* **YOUR INSTRUCTIONS**
Restate every line of the material, word for word.

* **STORED DATA**
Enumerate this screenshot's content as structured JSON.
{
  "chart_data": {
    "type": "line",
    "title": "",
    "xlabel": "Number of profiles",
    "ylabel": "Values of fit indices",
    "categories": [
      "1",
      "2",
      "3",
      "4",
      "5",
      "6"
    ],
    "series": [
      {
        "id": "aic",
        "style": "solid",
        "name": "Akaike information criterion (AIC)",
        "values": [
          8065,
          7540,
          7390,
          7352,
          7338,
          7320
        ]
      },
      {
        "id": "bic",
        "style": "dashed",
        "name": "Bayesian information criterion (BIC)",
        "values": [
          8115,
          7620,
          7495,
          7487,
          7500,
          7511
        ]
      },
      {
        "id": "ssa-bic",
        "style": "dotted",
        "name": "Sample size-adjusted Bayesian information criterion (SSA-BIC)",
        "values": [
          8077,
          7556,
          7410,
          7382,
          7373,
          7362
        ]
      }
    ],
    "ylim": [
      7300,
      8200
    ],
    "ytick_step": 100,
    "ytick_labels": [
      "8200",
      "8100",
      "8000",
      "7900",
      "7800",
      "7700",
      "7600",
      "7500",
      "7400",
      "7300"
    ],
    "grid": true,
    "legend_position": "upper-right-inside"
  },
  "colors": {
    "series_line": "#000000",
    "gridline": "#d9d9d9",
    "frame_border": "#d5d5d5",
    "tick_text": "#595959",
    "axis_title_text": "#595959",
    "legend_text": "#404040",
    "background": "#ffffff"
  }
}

* **FULL OUTPUT**
Enumerate this screenshot's content as structured JSON.
{
  "chart_data": {
    "type": "line",
    "title": "",
    "xlabel": "Number of profiles",
    "ylabel": "Values of fit indices",
    "categories": [
      "1",
      "2",
      "3",
      "4",
      "5",
      "6"
    ],
    "series": [
      {
        "id": "aic",
        "style": "solid",
        "name": "Akaike information criterion (AIC)",
        "values": [
          8065,
          7540,
          7390,
          7352,
          7338,
          7320
        ]
      },
      {
        "id": "bic",
        "style": "dashed",
        "name": "Bayesian information criterion (BIC)",
        "values": [
          8115,
          7620,
          7495,
          7487,
          7500,
          7511
        ]
      },
      {
        "id": "ssa-bic",
        "style": "dotted",
        "name": "Sample size-adjusted Bayesian information criterion (SSA-BIC)",
        "values": [
          8077,
          7556,
          7410,
          7382,
          7373,
          7362
        ]
      }
    ],
    "ylim": [
      7300,
      8200
    ],
    "ytick_step": 100,
    "ytick_labels": [
      "8200",
      "8100",
      "8000",
      "7900",
      "7800",
      "7700",
      "7600",
      "7500",
      "7400",
      "7300"
    ],
    "grid": true,
    "legend_position": "upper-right-inside"
  },
  "colors": {
    "series_line": "#000000",
    "gridline": "#d9d9d9",
    "frame_border": "#d5d5d5",
    "tick_text": "#595959",
    "axis_title_text": "#595959",
    "legend_text": "#404040",
    "background": "#ffffff"
  }
}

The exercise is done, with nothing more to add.